## Begin RECORD SET
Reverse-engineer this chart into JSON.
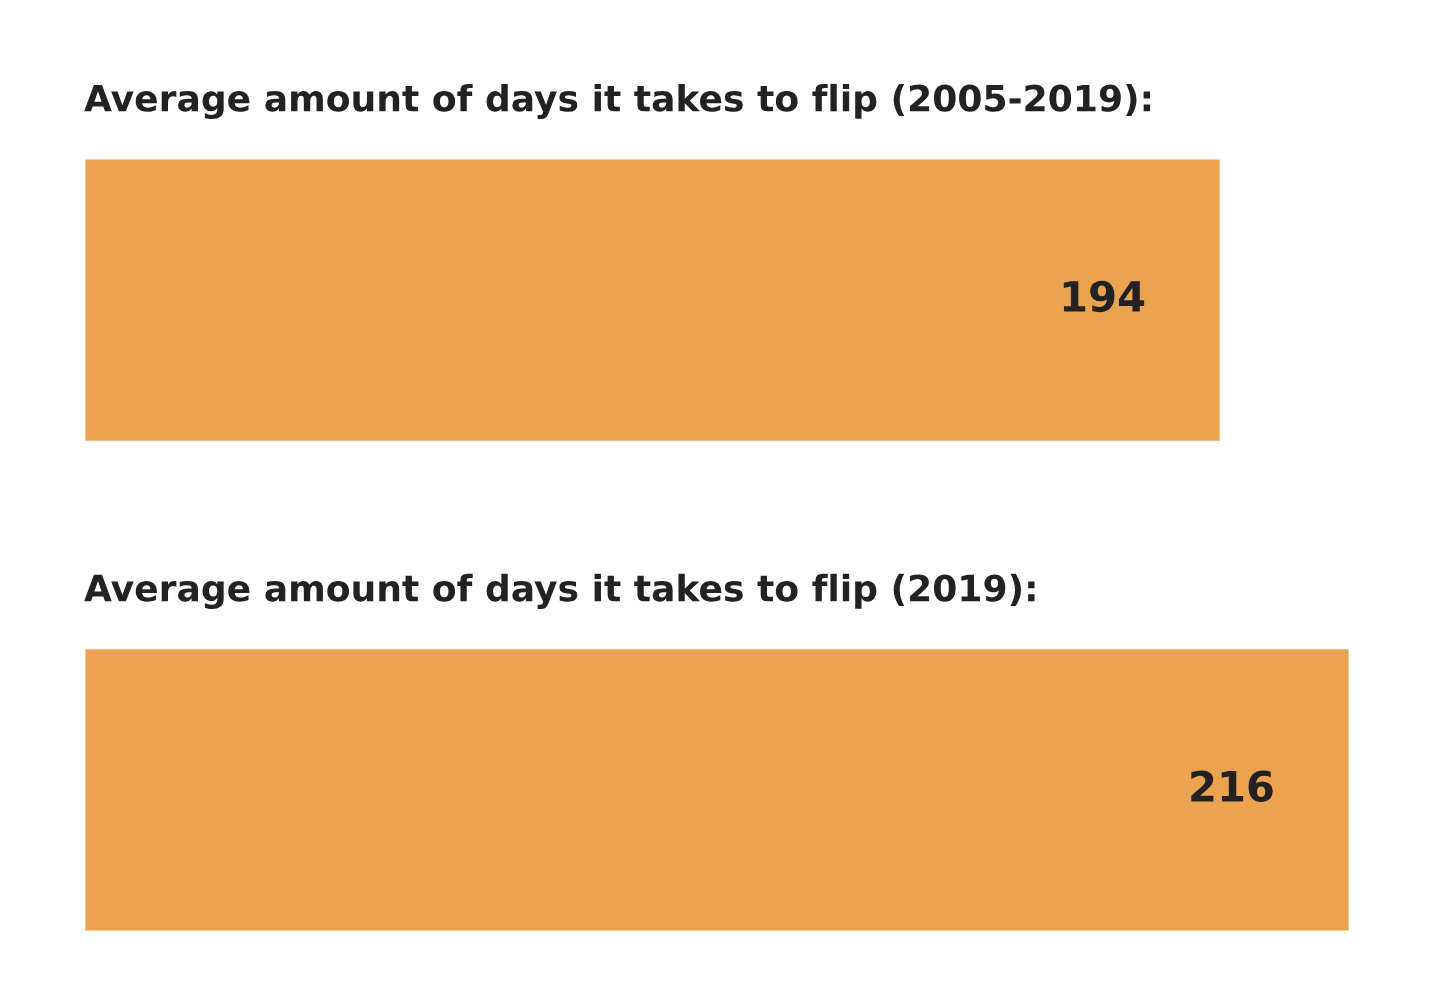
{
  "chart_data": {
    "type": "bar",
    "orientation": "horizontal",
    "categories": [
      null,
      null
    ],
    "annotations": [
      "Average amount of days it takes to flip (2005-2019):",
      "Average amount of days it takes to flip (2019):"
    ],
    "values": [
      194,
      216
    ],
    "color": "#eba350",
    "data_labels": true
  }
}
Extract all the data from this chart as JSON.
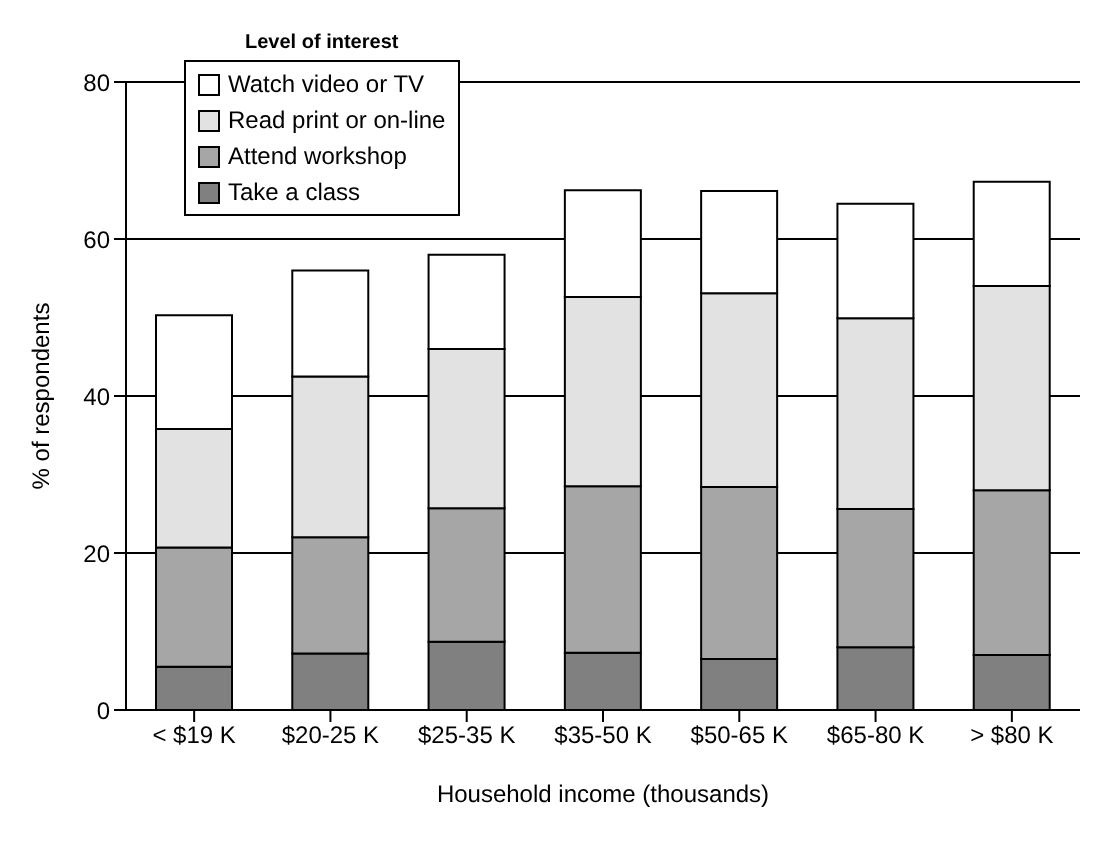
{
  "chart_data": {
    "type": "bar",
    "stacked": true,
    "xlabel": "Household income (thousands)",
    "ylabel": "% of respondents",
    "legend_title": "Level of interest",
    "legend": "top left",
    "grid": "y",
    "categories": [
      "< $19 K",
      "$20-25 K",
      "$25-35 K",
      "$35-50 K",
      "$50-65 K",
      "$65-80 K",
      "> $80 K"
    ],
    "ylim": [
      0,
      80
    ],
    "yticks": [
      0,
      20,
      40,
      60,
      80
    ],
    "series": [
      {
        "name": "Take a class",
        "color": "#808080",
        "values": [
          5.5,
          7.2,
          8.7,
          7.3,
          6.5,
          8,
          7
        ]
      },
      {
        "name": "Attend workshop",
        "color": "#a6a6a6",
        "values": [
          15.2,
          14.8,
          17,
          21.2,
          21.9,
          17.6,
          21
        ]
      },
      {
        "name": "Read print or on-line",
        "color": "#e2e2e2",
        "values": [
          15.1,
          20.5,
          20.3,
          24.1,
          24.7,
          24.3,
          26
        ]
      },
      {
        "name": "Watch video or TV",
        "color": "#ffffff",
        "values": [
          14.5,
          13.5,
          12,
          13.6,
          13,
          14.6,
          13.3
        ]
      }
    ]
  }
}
## End RECORD SET
■ WORK INSTRUCTIONS
Each entry above should be reproduced exactly, with the pictures removed.

■ FINAL RESULT
Reverse-engineer this chart into JSON.
{
  "chart_data": {
    "type": "bar",
    "orientation": "horizontal",
    "categories": [
      null,
      null
    ],
    "annotations": [
      "Average amount of days it takes to flip (2005-2019):",
      "Average amount of days it takes to flip (2019):"
    ],
    "values": [
      194,
      216
    ],
    "color": "#eba350",
    "data_labels": true
  }
}
Extract all the data from this chart as JSON.
{
  "chart_data": {
    "type": "bar",
    "stacked": true,
    "xlabel": "Household income (thousands)",
    "ylabel": "% of respondents",
    "legend_title": "Level of interest",
    "legend": "top left",
    "grid": "y",
    "categories": [
      "< $19 K",
      "$20-25 K",
      "$25-35 K",
      "$35-50 K",
      "$50-65 K",
      "$65-80 K",
      "> $80 K"
    ],
    "ylim": [
      0,
      80
    ],
    "yticks": [
      0,
      20,
      40,
      60,
      80
    ],
    "series": [
      {
        "name": "Take a class",
        "color": "#808080",
        "values": [
          5.5,
          7.2,
          8.7,
          7.3,
          6.5,
          8,
          7
        ]
      },
      {
        "name": "Attend workshop",
        "color": "#a6a6a6",
        "values": [
          15.2,
          14.8,
          17,
          21.2,
          21.9,
          17.6,
          21
        ]
      },
      {
        "name": "Read print or on-line",
        "color": "#e2e2e2",
        "values": [
          15.1,
          20.5,
          20.3,
          24.1,
          24.7,
          24.3,
          26
        ]
      },
      {
        "name": "Watch video or TV",
        "color": "#ffffff",
        "values": [
          14.5,
          13.5,
          12,
          13.6,
          13,
          14.6,
          13.3
        ]
      }
    ]
  }
}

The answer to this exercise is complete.